→ Exercise objective
Give the number of lines in the records below that include "things". Reply with that number alone.

→ Supplied data

══════

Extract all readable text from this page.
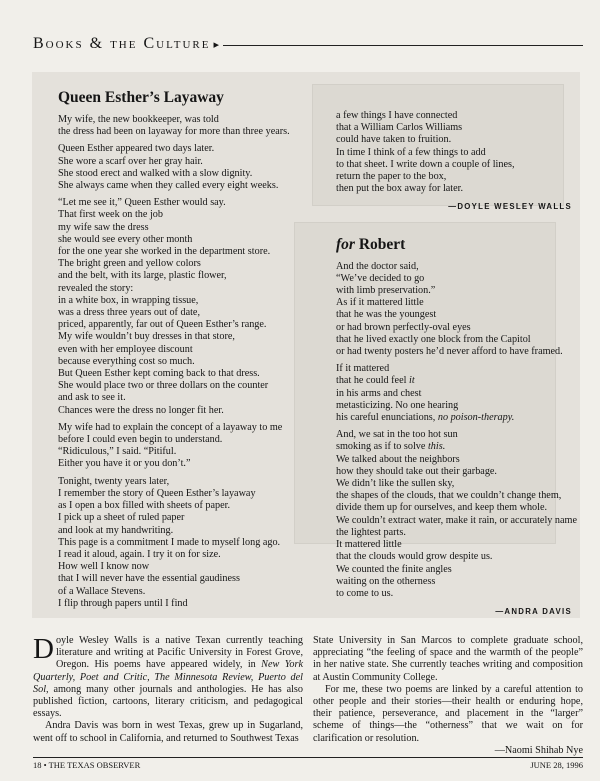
Books & the Culture ▸
Queen Esther’s Layaway
My wife, the new bookkeeper, was told
the dress had been on layaway for more than three years.
Queen Esther appeared two days later.
She wore a scarf over her gray hair.
She stood erect and walked with a slow dignity.
She always came when they called every eight weeks.
“Let me see it,” Queen Esther would say.
That first week on the job
my wife saw the dress
she would see every other month
for the one year she worked in the department store.
The bright green and yellow colors
and the belt, with its large, plastic flower,
revealed the story:
in a white box, in wrapping tissue,
was a dress three years out of date,
priced, apparently, far out of Queen Esther’s range.
My wife wouldn’t buy dresses in that store,
even with her employee discount
because everything cost so much.
But Queen Esther kept coming back to that dress.
She would place two or three dollars on the counter
and ask to see it.
Chances were the dress no longer fit her.
My wife had to explain the concept of a layaway to me
before I could even begin to understand.
“Ridiculous,” I said. “Pitiful.
Either you have it or you don’t.”
Tonight, twenty years later,
I remember the story of Queen Esther’s layaway
as I open a box filled with sheets of paper.
I pick up a sheet of ruled paper
and look at my handwriting.
This page is a commitment I made to myself long ago.
I read it aloud, again. I try it on for size.
How well I know now
that I will never have the essential gaudiness
of a Wallace Stevens.
I flip through papers until I find
a few things I have connected
that a William Carlos Williams
could have taken to fruition.
In time I think of a few things to add
to that sheet. I write down a couple of lines,
return the paper to the box,
then put the box away for later.
—DOYLE WESLEY WALLS
for Robert
And the doctor said,
“We’ve decided to go
with limb preservation.”
As if it mattered little
that he was the youngest
or had brown perfectly-oval eyes
that he lived exactly one block from the Capitol
or had twenty posters he’d never afford to have framed.
If it mattered
that he could feel it
in his arms and chest
metasticizing. No one hearing
his careful enunciations, no poison-therapy.
And, we sat in the too hot sun
smoking as if to solve this.
We talked about the neighbors
how they should take out their garbage.
We didn’t like the sullen sky,
the shapes of the clouds, that we couldn’t change them,
divide them up for ourselves, and keep them whole.
We couldn’t extract water, make it rain, or accurately name
the lightest parts.
It mattered little
that the clouds would grow despite us.
We counted the finite angles
waiting on the otherness
to come to us.
—ANDRA DAVIS

Doyle Wesley Walls is a native Texan currently teaching literature and writing at Pacific University in Forest Grove, Oregon. His poems have appeared widely, in New York Quarterly, Poet and Critic, The Minnesota Review, Puerto del Sol, among many other journals and anthologies. He has also published fiction, cartoons, literary criticism, and pedagogical essays.

Andra Davis was born in west Texas, grew up in Sugarland, went off to school in California, and returned to Southwest Texas

State University in San Marcos to complete graduate school, appreciating “the feeling of space and the warmth of the people” in her native state. She currently teaches writing and composition at Austin Community College.

For me, these two poems are linked by a careful attention to other people and their stories—their health or enduring hope, their patience, perseverance, and placement in the “larger” scheme of things—the “otherness” that we wait on for clarification or resolution.

—Naomi Shihab Nye

18 • THE TEXAS OBSERVER	JUNE 28, 1996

══════

→ In response
3